• What is needed: Note how many lines include the word "name", and give that number by itself.

(Figure content listings)
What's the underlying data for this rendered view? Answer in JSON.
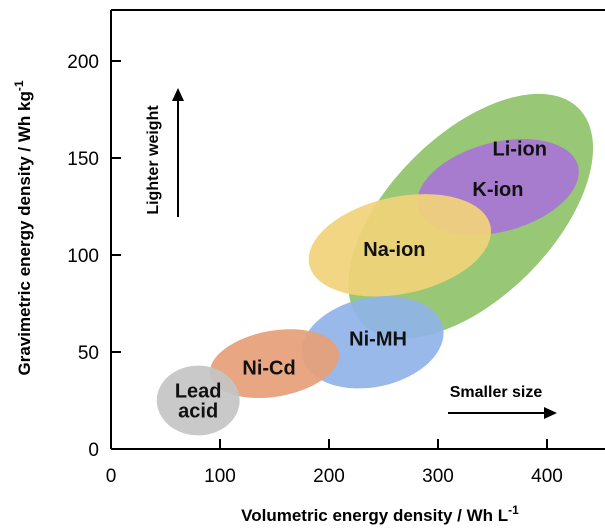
{
  "chart_data": {
    "type": "scatter",
    "title": "",
    "xlabel": "Volumetric energy density / Wh L",
    "xlabel_sup": "-1",
    "ylabel": "Gravimetric energy density / Wh kg",
    "ylabel_sup": "-1",
    "xlim": [
      0,
      450
    ],
    "ylim": [
      0,
      225
    ],
    "xticks": [
      "0",
      "100",
      "200",
      "300",
      "400"
    ],
    "yticks": [
      "0",
      "50",
      "100",
      "150",
      "200"
    ],
    "grid": false,
    "regions": [
      {
        "name": "Li-ion",
        "label_lines": [
          "Li-ion"
        ],
        "cx": 330,
        "cy": 120,
        "rx": 140,
        "ry": 42,
        "angle_deg": -45,
        "color": "#8fc26a",
        "label_at": [
          375,
          155
        ]
      },
      {
        "name": "K-ion",
        "label_lines": [
          "K-ion"
        ],
        "cx": 355,
        "cy": 135,
        "rx": 76,
        "ry": 23,
        "angle_deg": -15,
        "color": "#a875d6",
        "label_at": [
          355,
          134
        ]
      },
      {
        "name": "Na-ion",
        "label_lines": [
          "Na-ion"
        ],
        "cx": 265,
        "cy": 105,
        "rx": 85,
        "ry": 25,
        "angle_deg": -12,
        "color": "#f1d27a",
        "label_at": [
          260,
          103
        ]
      },
      {
        "name": "Ni-MH",
        "label_lines": [
          "Ni-MH"
        ],
        "cx": 240,
        "cy": 55,
        "rx": 66,
        "ry": 23,
        "angle_deg": -12,
        "color": "#8fb3e8",
        "label_at": [
          245,
          57
        ]
      },
      {
        "name": "Ni-Cd",
        "label_lines": [
          "Ni-Cd"
        ],
        "cx": 150,
        "cy": 44,
        "rx": 60,
        "ry": 17,
        "angle_deg": -10,
        "color": "#e6a077",
        "label_at": [
          145,
          42
        ]
      },
      {
        "name": "Lead acid",
        "label_lines": [
          "Lead",
          "acid"
        ],
        "cx": 80,
        "cy": 25,
        "rx": 38,
        "ry": 18,
        "angle_deg": 0,
        "color": "#c4c4c4",
        "label_at": [
          80,
          25
        ]
      }
    ],
    "annotations": [
      {
        "text": "Lighter weight",
        "arrow": "up"
      },
      {
        "text": "Smaller size",
        "arrow": "right"
      }
    ]
  }
}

• Correct output: 6